**PROBLEM DESCRIPTION:**
Extract exactly the range of lines bounded by the line containing "Transcribe the text in this document." and the final line of the listing, both ends included, and no other lines.

'''

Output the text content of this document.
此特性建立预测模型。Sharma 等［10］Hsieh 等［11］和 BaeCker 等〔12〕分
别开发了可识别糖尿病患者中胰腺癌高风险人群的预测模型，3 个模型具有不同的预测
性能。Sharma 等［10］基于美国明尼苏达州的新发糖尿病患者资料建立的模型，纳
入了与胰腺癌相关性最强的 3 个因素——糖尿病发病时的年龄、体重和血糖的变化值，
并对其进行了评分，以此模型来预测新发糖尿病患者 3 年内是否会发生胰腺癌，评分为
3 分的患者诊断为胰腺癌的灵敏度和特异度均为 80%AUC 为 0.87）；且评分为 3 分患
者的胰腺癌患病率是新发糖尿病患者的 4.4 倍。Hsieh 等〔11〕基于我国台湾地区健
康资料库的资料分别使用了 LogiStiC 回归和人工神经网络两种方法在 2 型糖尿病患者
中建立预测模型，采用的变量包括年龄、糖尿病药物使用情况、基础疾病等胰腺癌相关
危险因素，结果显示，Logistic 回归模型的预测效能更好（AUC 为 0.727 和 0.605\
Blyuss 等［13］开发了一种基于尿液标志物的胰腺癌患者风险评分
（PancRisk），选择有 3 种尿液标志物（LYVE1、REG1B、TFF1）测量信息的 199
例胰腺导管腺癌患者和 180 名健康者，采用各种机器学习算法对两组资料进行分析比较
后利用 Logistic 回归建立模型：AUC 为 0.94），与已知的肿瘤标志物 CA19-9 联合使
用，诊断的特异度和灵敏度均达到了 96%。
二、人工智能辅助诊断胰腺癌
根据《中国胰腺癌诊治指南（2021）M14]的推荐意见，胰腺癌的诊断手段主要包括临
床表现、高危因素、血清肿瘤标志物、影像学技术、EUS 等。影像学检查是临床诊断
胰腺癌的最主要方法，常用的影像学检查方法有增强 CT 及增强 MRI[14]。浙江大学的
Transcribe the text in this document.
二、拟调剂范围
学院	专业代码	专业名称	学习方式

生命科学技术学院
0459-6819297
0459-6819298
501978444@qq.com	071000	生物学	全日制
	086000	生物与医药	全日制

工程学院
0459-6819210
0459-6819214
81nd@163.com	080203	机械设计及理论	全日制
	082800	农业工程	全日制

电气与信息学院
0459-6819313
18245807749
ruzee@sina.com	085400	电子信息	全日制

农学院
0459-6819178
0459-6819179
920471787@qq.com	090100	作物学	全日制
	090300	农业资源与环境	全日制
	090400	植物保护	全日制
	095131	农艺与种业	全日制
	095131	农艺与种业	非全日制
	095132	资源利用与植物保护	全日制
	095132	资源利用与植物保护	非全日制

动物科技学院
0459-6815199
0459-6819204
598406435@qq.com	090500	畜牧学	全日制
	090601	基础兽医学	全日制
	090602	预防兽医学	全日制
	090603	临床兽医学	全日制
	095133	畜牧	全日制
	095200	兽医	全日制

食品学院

'''

**EXERCISE OUTPUT:**
Transcribe the text in this document.
二、拟调剂范围
学院	专业代码	专业名称	学习方式

生命科学技术学院
0459-6819297
0459-6819298
501978444@qq.com	071000	生物学	全日制
	086000	生物与医药	全日制

工程学院
0459-6819210
0459-6819214
81nd@163.com	080203	机械设计及理论	全日制
	082800	农业工程	全日制

电气与信息学院
0459-6819313
18245807749
ruzee@sina.com	085400	电子信息	全日制

农学院
0459-6819178
0459-6819179
920471787@qq.com	090100	作物学	全日制
	090300	农业资源与环境	全日制
	090400	植物保护	全日制
	095131	农艺与种业	全日制
	095131	农艺与种业	非全日制
	095132	资源利用与植物保护	全日制
	095132	资源利用与植物保护	非全日制

动物科技学院
0459-6815199
0459-6819204
598406435@qq.com	090500	畜牧学	全日制
	090601	基础兽医学	全日制
	090602	预防兽医学	全日制
	090603	临床兽医学	全日制
	095133	畜牧	全日制
	095200	兽医	全日制

食品学院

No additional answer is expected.